• **INSTRUCTIONS TO FOLLOW**:
Please transcribe the data that follows without the pictures, keeping every word the same.

• **Stored dataset items**:

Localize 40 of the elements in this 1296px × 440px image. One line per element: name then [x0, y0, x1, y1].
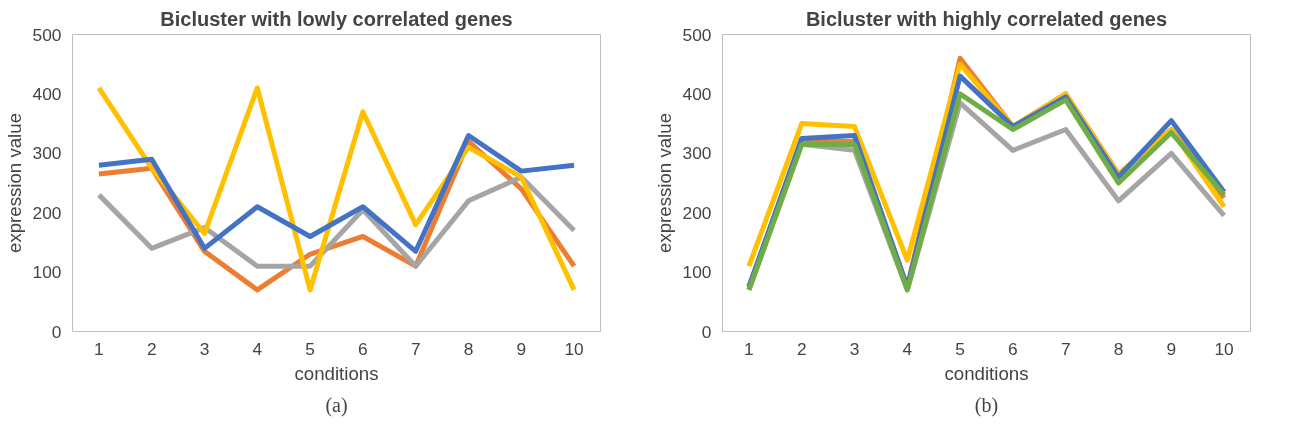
x-tick-label: 1: [94, 338, 104, 359]
x-tick-label: 4: [252, 338, 263, 359]
x-tick-label: 7: [410, 338, 421, 359]
x-tick-label: 5: [305, 338, 315, 359]
x-tick-label: 3: [199, 338, 210, 359]
y-tick-label: 300: [682, 143, 712, 164]
y-axis-title: expression value: [3, 112, 25, 253]
x-tick-label: 2: [146, 338, 157, 359]
x-tick-label: 10: [1214, 338, 1234, 359]
x-tick-label: 9: [1166, 338, 1177, 359]
y-tick-label: 0: [51, 321, 62, 342]
y-axis-title: expression value: [653, 112, 675, 253]
x-tick-label: 4: [902, 338, 913, 359]
x-tick-label: 9: [516, 338, 527, 359]
y-tick-label: 400: [32, 83, 62, 104]
y-tick-label: 300: [32, 143, 62, 164]
chart-title: Bicluster with highly correlated genes: [805, 7, 1168, 30]
x-tick-label: 2: [796, 338, 807, 359]
x-axis-title: conditions: [294, 362, 379, 384]
x-tick-label: 7: [1060, 338, 1071, 359]
x-tick-label: 3: [849, 338, 860, 359]
y-tick-label: 500: [682, 24, 712, 45]
y-tick-label: 100: [682, 262, 712, 283]
x-axis-title: conditions: [944, 362, 1029, 384]
x-tick-label: 6: [358, 338, 368, 359]
x-tick-label: 8: [1113, 338, 1124, 359]
chart-title: Bicluster with lowly correlated genes: [160, 7, 513, 30]
text: (a): [325, 393, 348, 417]
y-tick-label: 200: [32, 202, 62, 223]
x-tick-label: 6: [1008, 338, 1018, 359]
y-tick-label: 400: [682, 83, 712, 104]
y-tick-label: 500: [32, 24, 62, 45]
x-tick-label: 1: [744, 338, 754, 359]
x-tick-label: 10: [564, 338, 584, 359]
y-tick-label: 100: [32, 262, 62, 283]
y-tick-label: 0: [701, 321, 712, 342]
text: (b): [974, 393, 999, 417]
x-tick-label: 5: [955, 338, 965, 359]
x-tick-label: 8: [463, 338, 474, 359]
y-tick-label: 200: [682, 202, 712, 223]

• **ANSWER TO THE PROBLEM**:
Localize 40 of the elements in this 1296px × 440px image. One line per element: name then [x0, y0, x1, y1].
x-tick-label: 1: [94, 338, 104, 359]
x-tick-label: 4: [252, 338, 263, 359]
x-tick-label: 7: [410, 338, 421, 359]
x-tick-label: 5: [305, 338, 315, 359]
x-tick-label: 3: [199, 338, 210, 359]
y-tick-label: 300: [682, 143, 712, 164]
y-axis-title: expression value: [3, 112, 25, 253]
x-tick-label: 2: [146, 338, 157, 359]
x-tick-label: 10: [1214, 338, 1234, 359]
x-tick-label: 9: [1166, 338, 1177, 359]
y-tick-label: 0: [51, 321, 62, 342]
y-axis-title: expression value: [653, 112, 675, 253]
x-tick-label: 4: [902, 338, 913, 359]
x-tick-label: 9: [516, 338, 527, 359]
y-tick-label: 400: [32, 83, 62, 104]
y-tick-label: 300: [32, 143, 62, 164]
chart-title: Bicluster with highly correlated genes: [805, 7, 1168, 30]
x-tick-label: 2: [796, 338, 807, 359]
x-axis-title: conditions: [294, 362, 379, 384]
x-tick-label: 7: [1060, 338, 1071, 359]
x-tick-label: 3: [849, 338, 860, 359]
y-tick-label: 500: [682, 24, 712, 45]
y-tick-label: 100: [682, 262, 712, 283]
x-axis-title: conditions: [944, 362, 1029, 384]
x-tick-label: 6: [358, 338, 368, 359]
x-tick-label: 8: [1113, 338, 1124, 359]
chart-title: Bicluster with lowly correlated genes: [160, 7, 513, 30]
text: (a): [325, 393, 348, 417]
y-tick-label: 200: [32, 202, 62, 223]
x-tick-label: 6: [1008, 338, 1018, 359]
y-tick-label: 400: [682, 83, 712, 104]
y-tick-label: 500: [32, 24, 62, 45]
x-tick-label: 1: [744, 338, 754, 359]
x-tick-label: 10: [564, 338, 584, 359]
y-tick-label: 100: [32, 262, 62, 283]
y-tick-label: 0: [701, 321, 712, 342]
text: (b): [974, 393, 999, 417]
x-tick-label: 5: [955, 338, 965, 359]
x-tick-label: 8: [463, 338, 474, 359]
y-tick-label: 200: [682, 202, 712, 223]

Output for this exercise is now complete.